## ЧТО ТРЕБУЕТСЯ
Перечислите все занятия, на которых, согласно цитате из текста о Городе Солнца, дети могли утром выказать прилежание.

## ПРИВЕДЁННЫЙ ТЕКСТ
В описаниях присутствуют «оговорки по Фрейду», например, оба автора просто не могут себе представить, такое общество, где в действительности всего вдоволь и все равны. Их подсознание не верит, что такое может быть в реальности. Упорно утверждается, что всего в достатке: еды, одежды, но в Городе Солнца одним из наиболее распространенных поощрений является дополнительная еда. Каждый гражданин получает положенную ему порцию, но руководители имеют привилегию – получают бóльшую порцию, чем рядовой гражданин. Детям, прислуживающим за трапезой, в награду может перепасть какая-нибудь еда со стола взрослых, в которой, исходя из деклараций автора, они нуждаться не должны. «Должностные лица получают большие и лучшие порции, и из своих порций они всегда уделяют что-нибудь на стол детям, выказавшим утром больше прилежания на лекциях, в ученых беседах и на военных занятиях». [20]. То есть при декларируемом материальном изобилии поощрением является примитивный, с точки зрения жителя постиндустриального общества, стимул – еда. При постоянном декларировании равенства, жители «Города Солнца» регулярно уходят от него, настойчиво то тут, то там всплывает принцип избирательности справедливости.
Возникают поистине парадоксальные ситуации, например, в Городе Солнца, чтобы наглядно показать всеобщее равенство, утверждается, что всё общее, общие даже женщины и дети. При этом упускается из вида, что возникает вопиющая, конечно, по мнению человека постиндустриального общества, несправедливость, основанная на дискриминации по половому и возрастному принципу.

## ПРЕДОСТАВЛЕННЫЕ СТРОКИ
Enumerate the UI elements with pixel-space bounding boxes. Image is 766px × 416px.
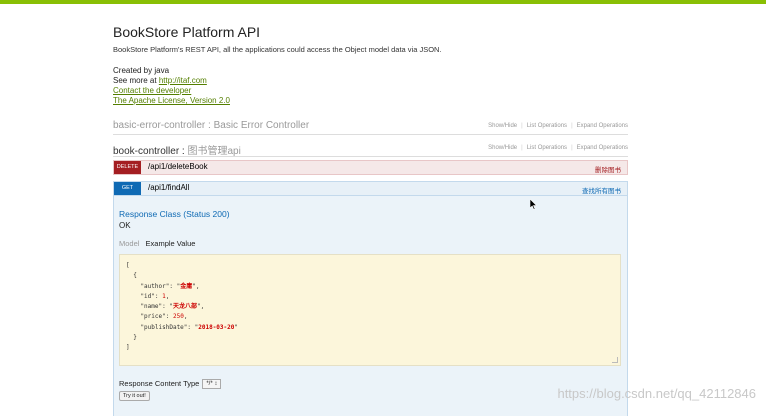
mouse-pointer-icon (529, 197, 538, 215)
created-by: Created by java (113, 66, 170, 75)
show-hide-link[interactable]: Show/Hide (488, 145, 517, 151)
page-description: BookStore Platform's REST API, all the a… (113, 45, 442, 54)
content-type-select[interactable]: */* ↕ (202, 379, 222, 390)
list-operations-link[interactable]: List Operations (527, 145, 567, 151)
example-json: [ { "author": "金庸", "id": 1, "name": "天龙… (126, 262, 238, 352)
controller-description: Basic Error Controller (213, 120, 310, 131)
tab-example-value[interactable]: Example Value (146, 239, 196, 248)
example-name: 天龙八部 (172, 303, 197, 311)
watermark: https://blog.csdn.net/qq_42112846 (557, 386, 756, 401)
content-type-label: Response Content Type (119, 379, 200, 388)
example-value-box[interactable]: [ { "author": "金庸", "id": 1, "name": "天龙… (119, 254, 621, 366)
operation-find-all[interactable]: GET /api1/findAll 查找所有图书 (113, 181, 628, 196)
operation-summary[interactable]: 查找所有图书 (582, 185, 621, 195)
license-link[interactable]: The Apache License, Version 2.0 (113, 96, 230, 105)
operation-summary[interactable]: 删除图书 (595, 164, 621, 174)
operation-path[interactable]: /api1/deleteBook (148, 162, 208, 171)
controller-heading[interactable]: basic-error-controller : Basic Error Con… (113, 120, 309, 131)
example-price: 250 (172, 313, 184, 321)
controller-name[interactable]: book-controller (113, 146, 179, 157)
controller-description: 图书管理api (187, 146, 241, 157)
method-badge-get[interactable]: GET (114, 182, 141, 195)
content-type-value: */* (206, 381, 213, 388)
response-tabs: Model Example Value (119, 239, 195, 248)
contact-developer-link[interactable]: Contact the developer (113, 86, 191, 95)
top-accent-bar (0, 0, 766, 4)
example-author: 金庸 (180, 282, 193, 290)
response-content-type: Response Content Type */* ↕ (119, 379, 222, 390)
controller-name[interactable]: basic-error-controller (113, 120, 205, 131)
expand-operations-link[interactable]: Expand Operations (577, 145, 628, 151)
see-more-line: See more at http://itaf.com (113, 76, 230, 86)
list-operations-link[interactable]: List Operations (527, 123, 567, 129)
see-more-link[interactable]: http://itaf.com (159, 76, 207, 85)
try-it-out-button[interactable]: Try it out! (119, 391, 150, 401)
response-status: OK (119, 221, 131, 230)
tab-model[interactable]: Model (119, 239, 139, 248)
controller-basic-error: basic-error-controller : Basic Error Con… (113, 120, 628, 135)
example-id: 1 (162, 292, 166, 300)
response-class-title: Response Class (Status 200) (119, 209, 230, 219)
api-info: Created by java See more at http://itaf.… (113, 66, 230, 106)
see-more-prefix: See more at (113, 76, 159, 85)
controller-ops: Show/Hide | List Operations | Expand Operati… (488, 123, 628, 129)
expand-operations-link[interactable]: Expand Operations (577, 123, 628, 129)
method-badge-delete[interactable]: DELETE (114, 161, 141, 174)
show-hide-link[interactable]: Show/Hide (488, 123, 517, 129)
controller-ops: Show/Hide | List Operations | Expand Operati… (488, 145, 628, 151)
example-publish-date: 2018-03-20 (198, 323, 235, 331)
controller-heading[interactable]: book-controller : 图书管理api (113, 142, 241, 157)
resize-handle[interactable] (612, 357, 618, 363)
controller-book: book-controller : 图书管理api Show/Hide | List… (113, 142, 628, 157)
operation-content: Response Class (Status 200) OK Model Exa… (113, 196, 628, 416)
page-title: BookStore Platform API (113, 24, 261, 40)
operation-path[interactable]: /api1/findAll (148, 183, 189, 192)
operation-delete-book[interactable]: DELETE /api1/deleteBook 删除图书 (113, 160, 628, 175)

## РЕЗУЛЬТАТ ВЫПОЛНЕНИЯ
лекции, ученые беседы, военные занятия